REQUIREMENT | Among the entries below, find the lines with "CANCEL" and copy them.

Records about charts and figures |
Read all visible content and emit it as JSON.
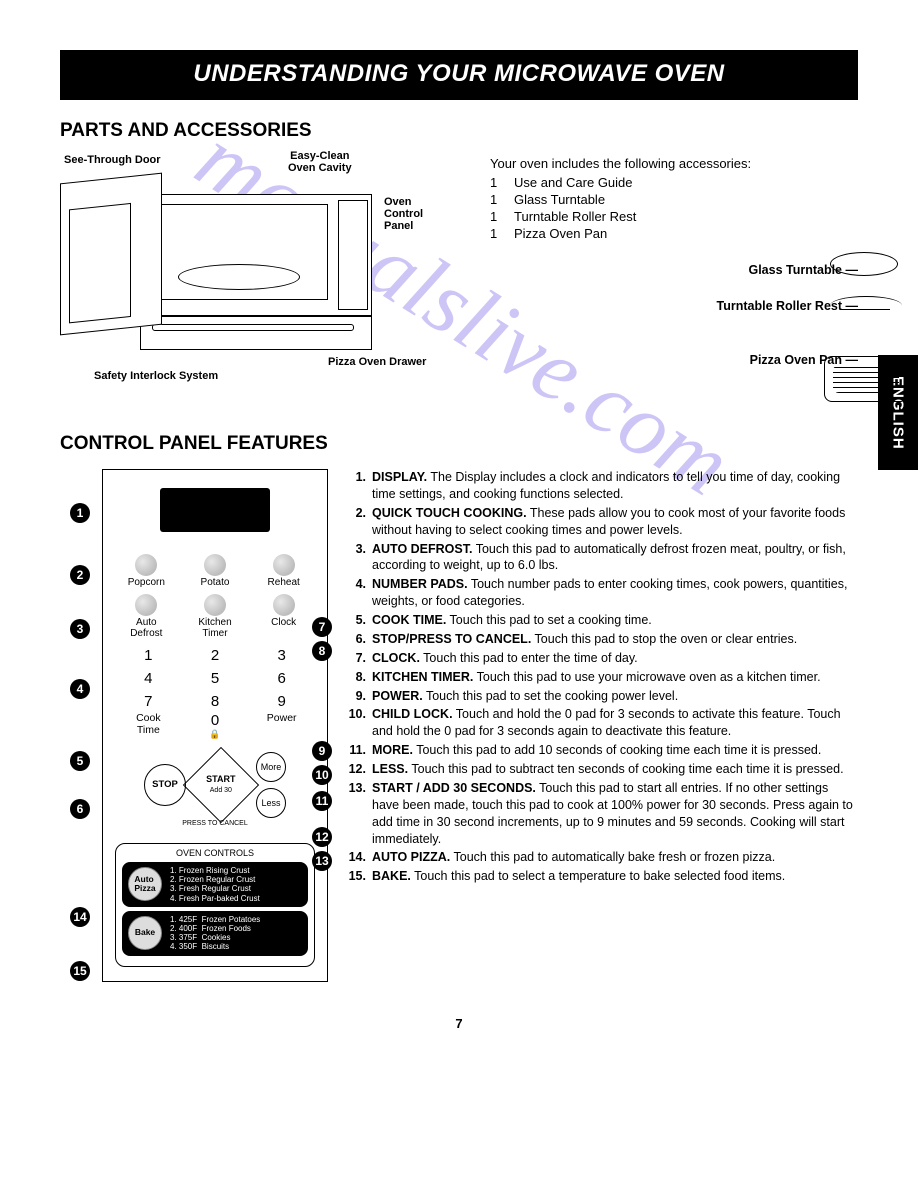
{
  "banner": "UNDERSTANDING YOUR MICROWAVE OVEN",
  "sections": {
    "parts": "PARTS AND ACCESSORIES",
    "control": "CONTROL PANEL FEATURES"
  },
  "diagram_labels": {
    "see_through_door": "See-Through Door",
    "easy_clean": "Easy-Clean\nOven Cavity",
    "oven_control_panel": "Oven\nControl\nPanel",
    "safety_interlock": "Safety Interlock System",
    "pizza_drawer": "Pizza Oven Drawer"
  },
  "accessories": {
    "intro": "Your oven includes the following accessories:",
    "items": [
      {
        "qty": "1",
        "name": "Use and Care Guide"
      },
      {
        "qty": "1",
        "name": "Glass Turntable"
      },
      {
        "qty": "1",
        "name": "Turntable Roller Rest"
      },
      {
        "qty": "1",
        "name": "Pizza Oven Pan"
      }
    ],
    "labels": {
      "glass_turntable": "Glass Turntable",
      "roller_rest": "Turntable Roller Rest",
      "pizza_pan": "Pizza Oven Pan"
    }
  },
  "side_tab": "ENGLISH",
  "panel": {
    "quick_buttons": [
      "Popcorn",
      "Potato",
      "Reheat",
      "Auto\nDefrost",
      "Kitchen\nTimer",
      "Clock"
    ],
    "numbers": [
      "1",
      "2",
      "3",
      "4",
      "5",
      "6",
      "7",
      "8",
      "9"
    ],
    "bottom": [
      "Cook\nTime",
      "0",
      "Power"
    ],
    "stop": "STOP",
    "stop_sub": "PRESS TO CANCEL",
    "start": "START",
    "start_sub": "Add 30",
    "more": "More",
    "less": "Less",
    "lock": "🔒",
    "oven_controls_title": "OVEN CONTROLS",
    "auto_pizza_btn": "Auto\nPizza",
    "auto_pizza_lines": "1. Frozen Rising Crust\n2. Frozen Regular Crust\n3. Fresh Regular Crust\n4. Fresh Par-baked Crust",
    "bake_btn": "Bake",
    "bake_lines": "1. 425F  Frozen Potatoes\n2. 400F  Frozen Foods\n3. 375F  Cookies\n4. 350F  Biscuits"
  },
  "callouts": [
    "1",
    "2",
    "3",
    "4",
    "5",
    "6",
    "7",
    "8",
    "9",
    "10",
    "11",
    "12",
    "13",
    "14",
    "15"
  ],
  "descriptions": [
    {
      "n": "1.",
      "b": "DISPLAY.",
      "t": " The Display includes a clock and indicators to tell you time of day, cooking time settings, and cooking functions selected."
    },
    {
      "n": "2.",
      "b": "QUICK TOUCH COOKING.",
      "t": " These pads allow you to cook most of your favorite foods without having to select cooking times and power levels."
    },
    {
      "n": "3.",
      "b": "AUTO DEFROST.",
      "t": " Touch this pad to automatically defrost frozen meat, poultry, or fish, according to weight, up to 6.0 lbs."
    },
    {
      "n": "4.",
      "b": "NUMBER PADS.",
      "t": " Touch number pads to enter cooking times, cook powers, quantities, weights, or food categories."
    },
    {
      "n": "5.",
      "b": "COOK TIME.",
      "t": " Touch this pad to set a cooking time."
    },
    {
      "n": "6.",
      "b": "STOP/PRESS TO CANCEL.",
      "t": " Touch this pad to stop the oven or clear entries."
    },
    {
      "n": "7.",
      "b": "CLOCK.",
      "t": " Touch this pad to enter the time of day."
    },
    {
      "n": "8.",
      "b": "KITCHEN TIMER.",
      "t": " Touch this pad to use your microwave oven as a kitchen timer."
    },
    {
      "n": "9.",
      "b": "POWER.",
      "t": " Touch this pad to set the cooking power level."
    },
    {
      "n": "10.",
      "b": "CHILD LOCK.",
      "t": " Touch and hold the 0 pad for 3 seconds to activate this feature. Touch and hold the 0 pad for 3 seconds again to deactivate this feature."
    },
    {
      "n": "11.",
      "b": "MORE.",
      "t": " Touch this pad to add 10 seconds of cooking time each time it is pressed."
    },
    {
      "n": "12.",
      "b": "LESS.",
      "t": " Touch this pad to subtract ten seconds of cooking time each time it is pressed."
    },
    {
      "n": "13.",
      "b": "START / ADD 30 SECONDS.",
      "t": " Touch this pad to start all entries. If no other settings have been made, touch this pad to cook at 100% power for 30 seconds. Press again to add time in 30 second increments, up to 9 minutes and 59 seconds. Cooking will start immediately."
    },
    {
      "n": "14.",
      "b": "AUTO PIZZA.",
      "t": " Touch this pad to automatically bake fresh or frozen pizza."
    },
    {
      "n": "15.",
      "b": "BAKE.",
      "t": " Touch this pad to select a temperature to bake selected food items."
    }
  ],
  "page_number": "7",
  "watermark": "manualslive.com"
}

EXERCISE SOLUTION |
    "stop_sub": "PRESS TO CANCEL",
      "b": "STOP/PRESS TO CANCEL.",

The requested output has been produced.